▶ [SHORT TASK 1]: Copy every line of the records below without any alteration.

▶ [DOCUMENT SEGMENT]:
* begin *
6 Tips for Avoiding Immigration Fraud | MyConsultant


6 Tips for Avoiding Immigration Fraud

6 Tips for Avoiding Immigration Fraud

Since Canadian immigration is a rather complex process, retaining a representative to handle immigration cases is a common approach for those with immigration needs.

While ethical and law-abiding immigration consultants help clients smoothly navigate the maze that is Canadian immigration, fraudsters can sometimes seize this opportunity to accumulate wealth for themselves at the cost of their clients’ future. 

This past June, Sunny Wang, the ghost consultant who cooked up the biggest immigration fraud in Canadian history, was released and allowed to resume his normal life, leaving a $900,000 fine unpaid. But what happened to his unfortunate ex-clients? A whopping 1,081 of them (out of a total of 1,200) were eventually removed from Canada. Nobody wants to become a victim of immigration fraud, so how can immigration clients avoid it?

1. Be Alert to the Illegal Practices of Ghost Consultants

There are two types of representatives in Canada: authorized representatives and unauthorized representatives. The former consists of Canadian lawyers and Regulated Canadian Immigration Consultants (RCICs). The latter could be anyone: a friend, a family member, or a non-governmental or religious organization.
* end *
[Annotated element listings]
* begin *
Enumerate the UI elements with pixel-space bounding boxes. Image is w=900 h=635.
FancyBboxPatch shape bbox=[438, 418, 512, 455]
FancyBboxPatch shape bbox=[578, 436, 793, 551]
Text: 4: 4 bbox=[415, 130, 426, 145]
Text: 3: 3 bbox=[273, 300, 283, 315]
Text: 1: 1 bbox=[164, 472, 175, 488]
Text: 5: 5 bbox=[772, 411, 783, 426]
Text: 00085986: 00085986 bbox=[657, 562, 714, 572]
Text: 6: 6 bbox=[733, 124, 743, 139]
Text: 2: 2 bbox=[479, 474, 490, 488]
* end *
▶ [SHORT TASK 2]: List every numerical figure stated in the paragraph about Sunny Wang in the immigration fraud article above.

▶ [RIGHT ANSWER 1]:
Enumerate the UI elements with pixel-space bounding boxes. Image is w=900 h=635.
FancyBboxPatch shape bbox=[438, 418, 512, 455]
FancyBboxPatch shape bbox=[578, 436, 793, 551]
Text: 4: 4 bbox=[415, 130, 426, 145]
Text: 3: 3 bbox=[273, 300, 283, 315]
Text: 1: 1 bbox=[164, 472, 175, 488]
Text: 5: 5 bbox=[772, 411, 783, 426]
Text: 00085986: 00085986 bbox=[657, 562, 714, 572]
Text: 6: 6 bbox=[733, 124, 743, 139]
Text: 2: 2 bbox=[479, 474, 490, 488]

▶ [RIGHT ANSWER 2]:
$900,000
1,081
1,200